::: LISTING :::

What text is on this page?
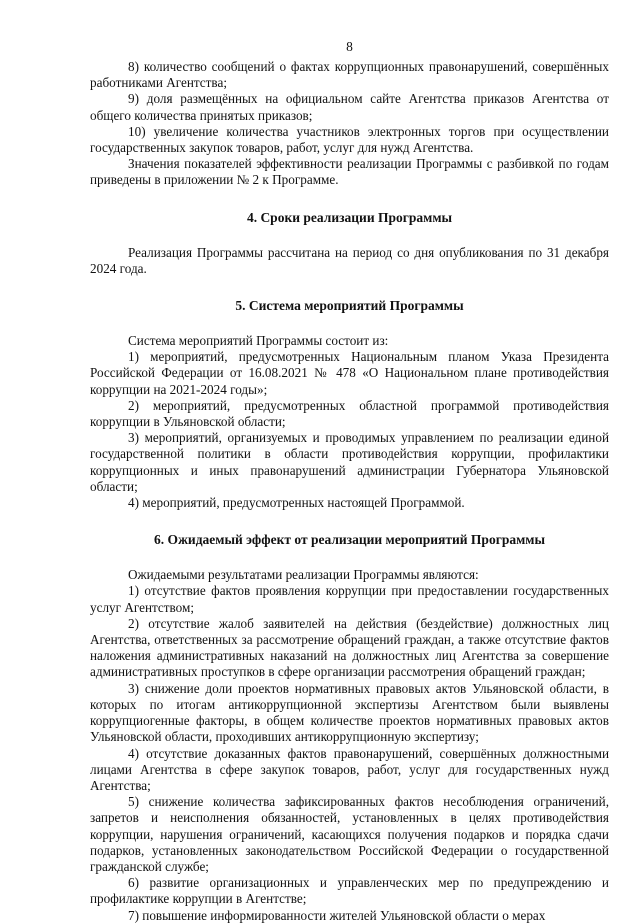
8

8) количество сообщений о фактах коррупционных правонарушений, совершённых работниками Агентства;

9) доля размещённых на официальном сайте Агентства приказов Агентства от общего количества принятых приказов;

10) увеличение количества участников электронных торгов при осуществлении государственных закупок товаров, работ, услуг для нужд Агентства.

Значения показателей эффективности реализации Программы с разбивкой по годам приведены в приложении № 2 к Программе.

4. Сроки реализации Программы

Реализация Программы рассчитана на период со дня опубликования по 31 декабря 2024 года.

5. Система мероприятий Программы

Система мероприятий Программы состоит из:

1) мероприятий, предусмотренных Национальным планом Указа Президента Российской Федерации от 16.08.2021 № 478 «О Национальном плане противодействия коррупции на 2021-2024 годы»;

2) мероприятий, предусмотренных областной программой противодействия коррупции в Ульяновской области;

3) мероприятий, организуемых и проводимых управлением по реализации единой государственной политики в области противодействия коррупции, профилактики коррупционных и иных правонарушений администрации Губернатора Ульяновской области;

4) мероприятий, предусмотренных настоящей Программой.

6. Ожидаемый эффект от реализации мероприятий Программы

Ожидаемыми результатами реализации Программы являются:

1) отсутствие фактов проявления коррупции при предоставлении государственных услуг Агентством;

2) отсутствие жалоб заявителей на действия (бездействие) должностных лиц Агентства, ответственных за рассмотрение обращений граждан, а также отсутствие фактов наложения административных наказаний на должностных лиц Агентства за совершение административных проступков в сфере организации рассмотрения обращений граждан;

3) снижение доли проектов нормативных правовых актов Ульяновской области, в которых по итогам антикоррупционной экспертизы Агентством были выявлены коррупциогенные факторы, в общем количестве проектов нормативных правовых актов Ульяновской области, проходивших антикоррупционную экспертизу;

4) отсутствие доказанных фактов правонарушений, совершённых должностными лицами Агентства в сфере закупок товаров, работ, услуг для государственных нужд Агентства;

5) снижение количества зафиксированных фактов несоблюдения ограничений, запретов и неисполнения обязанностей, установленных в целях противодействия коррупции, нарушения ограничений, касающихся получения подарков и порядка сдачи подарков, установленных законодательством Российской Федерации о государственной гражданской службе;

6) развитие организационных и управленческих мер по предупреждению и профилактике коррупции в Агентстве;

7) повышение информированности жителей Ульяновской области о мерах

:::

* _PROMPT_: Report how many lines above hold the string "предусмотренных", giving nothing but the number.

* _SOLUTION FOR THIS EXERCISE_: 3